GIVEN EXERCISE:
Where does the string "forward" appear in the records? Copy every line that contains it.
-- START DATA LINES --
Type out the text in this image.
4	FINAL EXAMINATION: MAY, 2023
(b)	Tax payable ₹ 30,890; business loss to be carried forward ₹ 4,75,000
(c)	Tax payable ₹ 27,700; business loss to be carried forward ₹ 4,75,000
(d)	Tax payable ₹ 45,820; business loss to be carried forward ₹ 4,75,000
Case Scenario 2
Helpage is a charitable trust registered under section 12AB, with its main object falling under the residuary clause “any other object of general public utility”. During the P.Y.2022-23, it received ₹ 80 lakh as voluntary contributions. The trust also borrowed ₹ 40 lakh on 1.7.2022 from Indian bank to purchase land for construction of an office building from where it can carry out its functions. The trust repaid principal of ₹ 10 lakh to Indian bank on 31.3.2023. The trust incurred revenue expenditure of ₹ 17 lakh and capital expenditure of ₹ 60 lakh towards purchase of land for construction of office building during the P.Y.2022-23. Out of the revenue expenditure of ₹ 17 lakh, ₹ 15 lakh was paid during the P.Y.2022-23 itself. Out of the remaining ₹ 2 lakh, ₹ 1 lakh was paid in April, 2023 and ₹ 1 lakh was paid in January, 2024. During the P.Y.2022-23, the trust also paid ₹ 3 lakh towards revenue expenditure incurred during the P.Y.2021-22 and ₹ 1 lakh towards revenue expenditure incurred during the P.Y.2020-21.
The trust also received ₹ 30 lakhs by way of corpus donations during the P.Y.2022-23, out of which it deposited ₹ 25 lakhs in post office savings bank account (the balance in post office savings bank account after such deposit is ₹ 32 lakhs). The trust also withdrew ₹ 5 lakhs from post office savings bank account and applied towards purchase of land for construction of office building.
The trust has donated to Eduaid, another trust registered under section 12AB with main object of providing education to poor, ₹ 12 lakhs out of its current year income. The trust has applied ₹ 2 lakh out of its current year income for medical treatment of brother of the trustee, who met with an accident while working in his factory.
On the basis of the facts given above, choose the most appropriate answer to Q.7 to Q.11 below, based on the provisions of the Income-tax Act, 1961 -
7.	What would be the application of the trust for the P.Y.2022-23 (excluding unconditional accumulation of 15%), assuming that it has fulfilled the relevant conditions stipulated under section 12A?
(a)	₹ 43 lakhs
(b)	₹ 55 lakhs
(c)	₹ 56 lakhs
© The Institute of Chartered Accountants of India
-- END DATA LINES --
-- START DATA LINES --
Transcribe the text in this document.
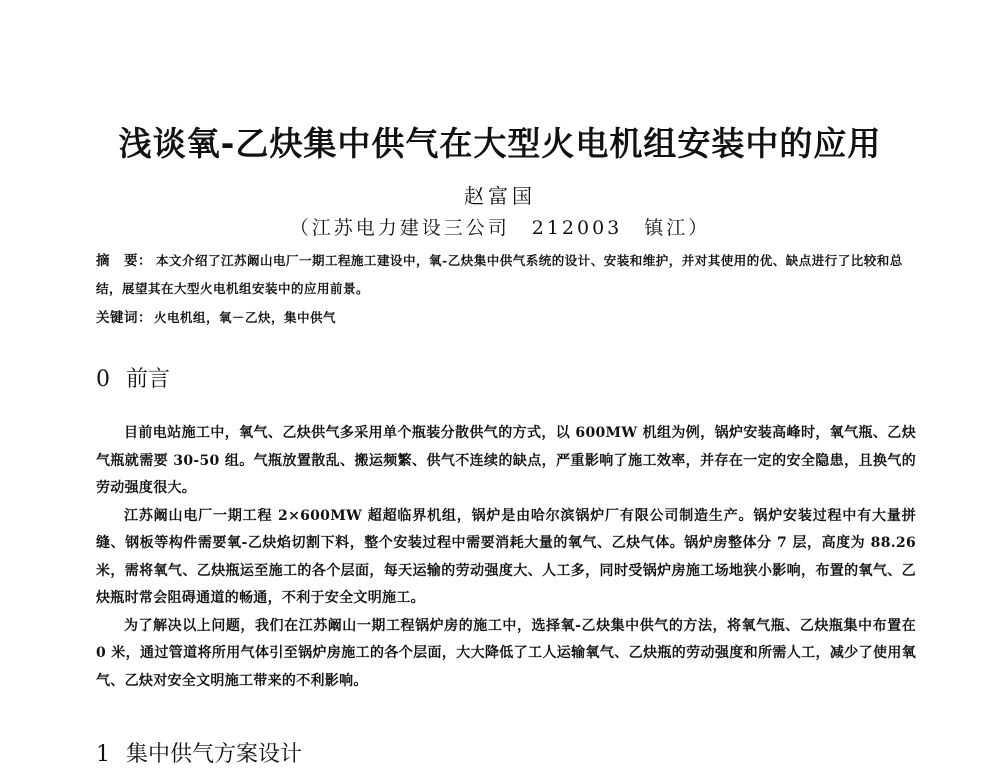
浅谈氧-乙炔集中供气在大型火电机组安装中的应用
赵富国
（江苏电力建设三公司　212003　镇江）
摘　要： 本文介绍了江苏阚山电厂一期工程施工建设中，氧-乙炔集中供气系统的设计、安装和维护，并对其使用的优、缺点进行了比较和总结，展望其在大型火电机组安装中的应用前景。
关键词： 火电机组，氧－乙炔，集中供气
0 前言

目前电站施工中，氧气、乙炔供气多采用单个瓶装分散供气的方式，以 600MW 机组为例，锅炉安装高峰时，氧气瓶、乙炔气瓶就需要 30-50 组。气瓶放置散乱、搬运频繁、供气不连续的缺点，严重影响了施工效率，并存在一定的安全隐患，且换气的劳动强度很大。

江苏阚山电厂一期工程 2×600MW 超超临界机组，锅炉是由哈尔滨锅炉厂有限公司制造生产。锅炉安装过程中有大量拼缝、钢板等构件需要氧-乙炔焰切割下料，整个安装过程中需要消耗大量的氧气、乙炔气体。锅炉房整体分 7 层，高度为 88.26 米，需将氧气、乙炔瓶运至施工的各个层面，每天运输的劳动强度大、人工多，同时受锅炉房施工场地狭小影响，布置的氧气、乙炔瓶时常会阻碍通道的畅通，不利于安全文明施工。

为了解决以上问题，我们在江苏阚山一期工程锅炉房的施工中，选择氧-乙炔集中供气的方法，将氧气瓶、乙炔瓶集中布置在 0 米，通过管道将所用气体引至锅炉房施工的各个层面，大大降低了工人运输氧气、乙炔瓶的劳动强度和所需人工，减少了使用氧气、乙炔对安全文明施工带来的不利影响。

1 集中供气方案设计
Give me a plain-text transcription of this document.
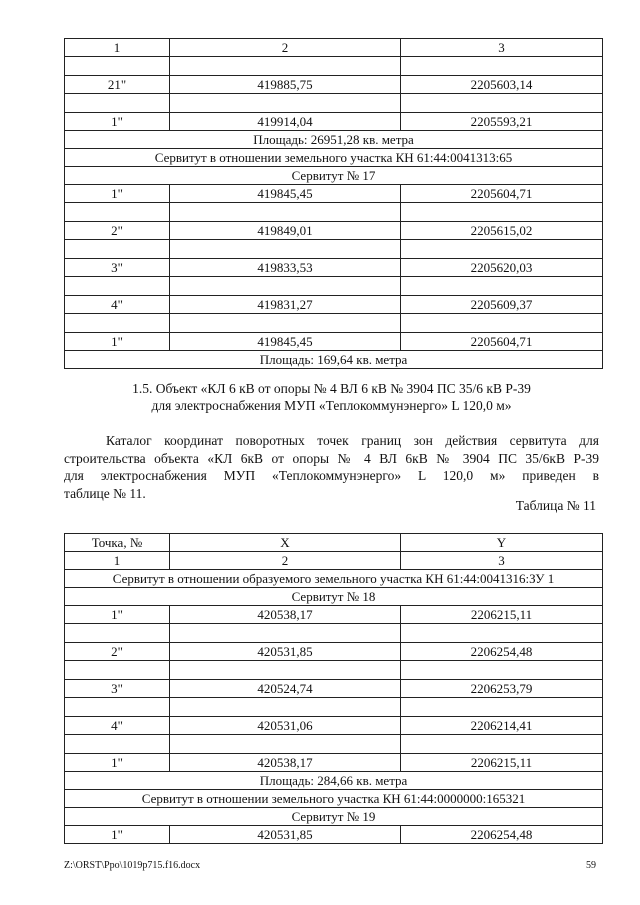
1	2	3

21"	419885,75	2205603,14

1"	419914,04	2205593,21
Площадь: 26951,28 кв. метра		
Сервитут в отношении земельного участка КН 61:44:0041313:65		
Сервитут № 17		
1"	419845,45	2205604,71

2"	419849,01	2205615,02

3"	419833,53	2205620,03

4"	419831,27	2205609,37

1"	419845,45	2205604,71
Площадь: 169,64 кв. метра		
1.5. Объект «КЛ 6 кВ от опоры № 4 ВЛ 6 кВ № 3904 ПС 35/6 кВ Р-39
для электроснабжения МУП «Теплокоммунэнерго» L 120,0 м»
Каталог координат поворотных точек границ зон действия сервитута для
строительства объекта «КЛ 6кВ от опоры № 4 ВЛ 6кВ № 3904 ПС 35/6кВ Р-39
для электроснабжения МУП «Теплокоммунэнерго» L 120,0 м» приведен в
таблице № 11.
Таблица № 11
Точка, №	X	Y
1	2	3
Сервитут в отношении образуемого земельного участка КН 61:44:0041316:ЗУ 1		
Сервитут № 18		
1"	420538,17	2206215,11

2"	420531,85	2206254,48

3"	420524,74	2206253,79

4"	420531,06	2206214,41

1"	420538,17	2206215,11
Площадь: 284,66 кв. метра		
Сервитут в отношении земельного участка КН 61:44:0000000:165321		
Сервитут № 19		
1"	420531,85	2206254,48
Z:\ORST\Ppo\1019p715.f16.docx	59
-- END DATA LINES --
COMPLETE ANSWER:
(b)	Tax payable ₹ 30,890; business loss to be carried forward ₹ 4,75,000
(c)	Tax payable ₹ 27,700; business loss to be carried forward ₹ 4,75,000
(d)	Tax payable ₹ 45,820; business loss to be carried forward ₹ 4,75,000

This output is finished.